> _EXTRACTED MATERIAL_:
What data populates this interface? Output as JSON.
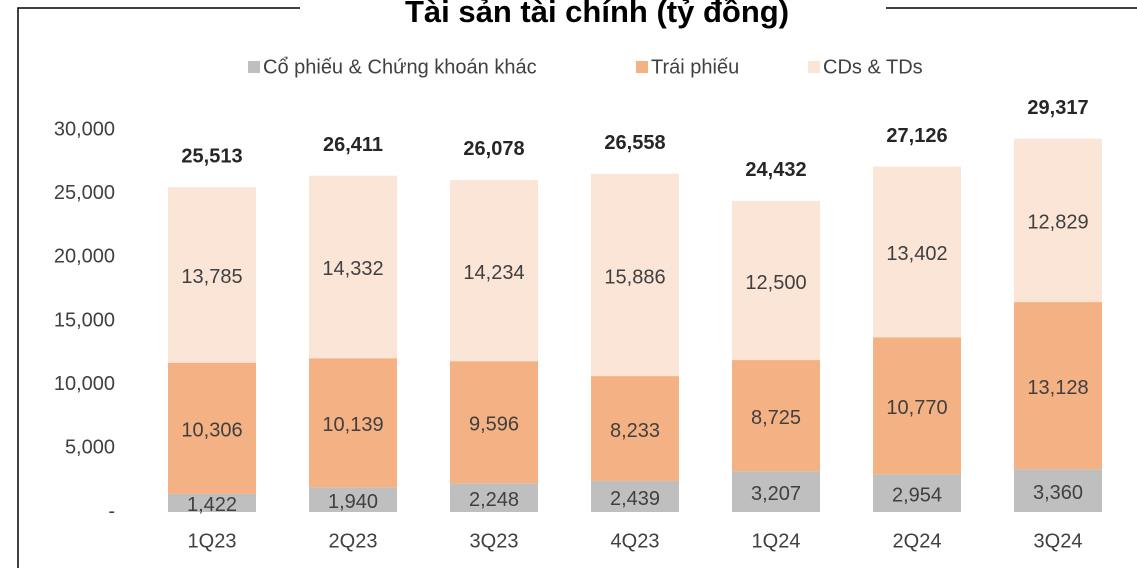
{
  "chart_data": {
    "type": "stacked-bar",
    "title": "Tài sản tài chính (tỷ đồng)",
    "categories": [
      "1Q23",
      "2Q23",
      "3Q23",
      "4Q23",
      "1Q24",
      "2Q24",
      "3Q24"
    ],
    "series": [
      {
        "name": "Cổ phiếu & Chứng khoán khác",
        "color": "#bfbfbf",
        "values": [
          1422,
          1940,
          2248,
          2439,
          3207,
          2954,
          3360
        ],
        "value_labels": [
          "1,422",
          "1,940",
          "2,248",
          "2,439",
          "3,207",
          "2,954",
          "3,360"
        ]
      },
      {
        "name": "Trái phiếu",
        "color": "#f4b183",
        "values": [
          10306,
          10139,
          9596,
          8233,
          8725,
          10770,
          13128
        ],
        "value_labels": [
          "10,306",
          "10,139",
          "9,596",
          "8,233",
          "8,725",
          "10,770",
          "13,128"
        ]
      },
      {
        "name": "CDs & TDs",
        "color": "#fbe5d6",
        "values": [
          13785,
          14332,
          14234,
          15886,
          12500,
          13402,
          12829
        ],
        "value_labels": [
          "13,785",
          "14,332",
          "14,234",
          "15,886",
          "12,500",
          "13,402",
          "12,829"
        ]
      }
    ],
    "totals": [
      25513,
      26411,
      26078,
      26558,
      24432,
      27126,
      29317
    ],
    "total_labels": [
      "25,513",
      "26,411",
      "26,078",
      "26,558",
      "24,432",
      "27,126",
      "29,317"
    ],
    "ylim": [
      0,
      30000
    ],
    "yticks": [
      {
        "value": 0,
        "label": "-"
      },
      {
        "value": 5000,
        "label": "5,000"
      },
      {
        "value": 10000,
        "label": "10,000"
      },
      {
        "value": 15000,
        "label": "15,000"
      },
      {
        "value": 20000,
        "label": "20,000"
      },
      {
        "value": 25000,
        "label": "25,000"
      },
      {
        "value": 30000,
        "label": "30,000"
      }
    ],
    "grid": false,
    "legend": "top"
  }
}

> _EXERCISE DESCRIPTION_: Copy all lines from the entries that contain the word "name".

> _SOLUTION_:
        "name": "Cổ phiếu & Chứng khoán khác",
        "name": "Trái phiếu",
        "name": "CDs & TDs",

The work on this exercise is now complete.